### Written instruction
Extract each line containing the string "title".

-------- Data provided --------

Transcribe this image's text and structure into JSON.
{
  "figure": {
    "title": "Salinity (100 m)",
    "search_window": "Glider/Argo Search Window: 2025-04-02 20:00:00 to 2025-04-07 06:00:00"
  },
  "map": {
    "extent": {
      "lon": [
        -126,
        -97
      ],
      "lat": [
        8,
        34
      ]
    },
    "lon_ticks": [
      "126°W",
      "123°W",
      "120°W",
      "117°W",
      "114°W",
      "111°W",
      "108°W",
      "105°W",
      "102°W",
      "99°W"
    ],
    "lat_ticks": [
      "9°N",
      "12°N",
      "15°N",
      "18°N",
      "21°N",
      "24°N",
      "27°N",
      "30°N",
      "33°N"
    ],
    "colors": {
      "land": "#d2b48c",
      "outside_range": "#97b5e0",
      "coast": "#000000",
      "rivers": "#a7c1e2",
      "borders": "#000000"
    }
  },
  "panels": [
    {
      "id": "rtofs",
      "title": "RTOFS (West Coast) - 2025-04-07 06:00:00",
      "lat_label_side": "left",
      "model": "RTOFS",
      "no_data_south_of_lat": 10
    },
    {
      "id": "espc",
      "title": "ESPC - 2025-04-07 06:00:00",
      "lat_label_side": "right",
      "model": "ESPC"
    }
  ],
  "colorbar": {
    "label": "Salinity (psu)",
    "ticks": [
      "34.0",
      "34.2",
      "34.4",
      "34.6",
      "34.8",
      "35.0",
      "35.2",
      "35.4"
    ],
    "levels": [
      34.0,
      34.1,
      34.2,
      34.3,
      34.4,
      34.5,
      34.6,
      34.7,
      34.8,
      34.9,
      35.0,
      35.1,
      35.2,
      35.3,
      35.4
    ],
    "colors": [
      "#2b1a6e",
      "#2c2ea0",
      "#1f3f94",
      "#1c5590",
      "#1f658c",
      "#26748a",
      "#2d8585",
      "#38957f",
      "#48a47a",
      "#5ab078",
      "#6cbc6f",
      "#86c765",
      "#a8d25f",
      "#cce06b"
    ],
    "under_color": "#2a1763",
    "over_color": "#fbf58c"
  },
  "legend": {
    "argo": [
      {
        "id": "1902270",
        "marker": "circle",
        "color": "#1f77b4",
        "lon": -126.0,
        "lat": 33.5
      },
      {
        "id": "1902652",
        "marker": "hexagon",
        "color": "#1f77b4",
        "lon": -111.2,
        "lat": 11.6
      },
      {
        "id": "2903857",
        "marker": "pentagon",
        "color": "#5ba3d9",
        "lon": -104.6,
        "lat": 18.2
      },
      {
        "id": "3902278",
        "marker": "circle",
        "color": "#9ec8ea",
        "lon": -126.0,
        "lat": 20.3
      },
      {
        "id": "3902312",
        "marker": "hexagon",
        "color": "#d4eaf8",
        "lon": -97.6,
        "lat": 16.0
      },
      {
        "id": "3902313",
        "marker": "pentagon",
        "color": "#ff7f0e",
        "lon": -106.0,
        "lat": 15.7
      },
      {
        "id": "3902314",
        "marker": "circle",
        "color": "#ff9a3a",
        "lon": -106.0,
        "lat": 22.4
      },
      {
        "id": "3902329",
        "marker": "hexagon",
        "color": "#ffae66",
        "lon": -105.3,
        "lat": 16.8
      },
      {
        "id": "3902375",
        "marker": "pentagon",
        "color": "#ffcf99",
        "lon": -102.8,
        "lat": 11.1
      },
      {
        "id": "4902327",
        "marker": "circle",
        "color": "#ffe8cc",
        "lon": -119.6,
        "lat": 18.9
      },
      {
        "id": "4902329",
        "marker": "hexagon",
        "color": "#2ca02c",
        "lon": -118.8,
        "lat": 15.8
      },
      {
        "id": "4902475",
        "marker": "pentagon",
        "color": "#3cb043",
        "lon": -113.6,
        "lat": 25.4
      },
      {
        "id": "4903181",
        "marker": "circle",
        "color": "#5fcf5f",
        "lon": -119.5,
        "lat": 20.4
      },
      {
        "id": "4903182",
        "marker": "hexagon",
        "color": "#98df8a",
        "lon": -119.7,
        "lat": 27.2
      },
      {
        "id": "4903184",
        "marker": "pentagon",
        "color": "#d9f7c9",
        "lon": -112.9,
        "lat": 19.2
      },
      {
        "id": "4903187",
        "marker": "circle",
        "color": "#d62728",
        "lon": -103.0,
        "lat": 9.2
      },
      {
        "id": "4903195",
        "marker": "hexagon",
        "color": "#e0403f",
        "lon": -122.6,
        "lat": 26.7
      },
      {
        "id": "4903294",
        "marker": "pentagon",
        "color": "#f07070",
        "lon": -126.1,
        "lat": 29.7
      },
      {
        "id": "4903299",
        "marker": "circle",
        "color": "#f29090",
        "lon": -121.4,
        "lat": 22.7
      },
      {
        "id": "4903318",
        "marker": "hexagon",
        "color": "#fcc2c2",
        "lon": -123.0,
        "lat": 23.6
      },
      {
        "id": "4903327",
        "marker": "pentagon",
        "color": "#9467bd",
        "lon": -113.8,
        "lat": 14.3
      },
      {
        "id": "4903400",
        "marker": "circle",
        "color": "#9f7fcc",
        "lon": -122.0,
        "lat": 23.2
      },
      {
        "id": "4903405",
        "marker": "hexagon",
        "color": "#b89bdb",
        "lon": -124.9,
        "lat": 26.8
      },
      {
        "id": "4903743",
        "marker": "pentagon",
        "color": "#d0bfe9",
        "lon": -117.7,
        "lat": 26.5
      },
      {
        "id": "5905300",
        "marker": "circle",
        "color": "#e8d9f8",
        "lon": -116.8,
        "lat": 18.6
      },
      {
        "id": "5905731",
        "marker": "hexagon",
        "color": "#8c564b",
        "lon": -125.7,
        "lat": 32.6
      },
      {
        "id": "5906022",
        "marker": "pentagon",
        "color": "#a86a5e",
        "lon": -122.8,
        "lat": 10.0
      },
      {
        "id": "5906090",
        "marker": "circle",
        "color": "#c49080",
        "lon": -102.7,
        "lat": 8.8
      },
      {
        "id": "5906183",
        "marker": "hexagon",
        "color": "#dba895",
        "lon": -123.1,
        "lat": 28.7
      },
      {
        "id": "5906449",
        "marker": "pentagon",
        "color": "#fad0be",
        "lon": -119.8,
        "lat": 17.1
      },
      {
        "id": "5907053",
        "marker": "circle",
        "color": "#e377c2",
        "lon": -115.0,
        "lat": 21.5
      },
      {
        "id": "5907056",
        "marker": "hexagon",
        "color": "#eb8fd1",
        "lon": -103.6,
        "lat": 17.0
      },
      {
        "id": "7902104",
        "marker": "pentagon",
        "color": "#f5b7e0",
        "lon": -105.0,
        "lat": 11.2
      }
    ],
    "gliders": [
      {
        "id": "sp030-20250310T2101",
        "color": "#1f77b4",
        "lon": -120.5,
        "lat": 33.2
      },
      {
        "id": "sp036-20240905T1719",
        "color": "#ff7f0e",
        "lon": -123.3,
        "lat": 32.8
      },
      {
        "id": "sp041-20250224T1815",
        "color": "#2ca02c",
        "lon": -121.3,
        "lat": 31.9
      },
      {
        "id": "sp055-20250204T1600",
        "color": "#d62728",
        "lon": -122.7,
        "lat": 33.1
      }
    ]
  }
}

--------

### Output below
    "title": "Salinity (100 m)",
      "title": "RTOFS (West Coast) - 2025-04-07 06:00:00",
      "title": "ESPC - 2025-04-07 06:00:00",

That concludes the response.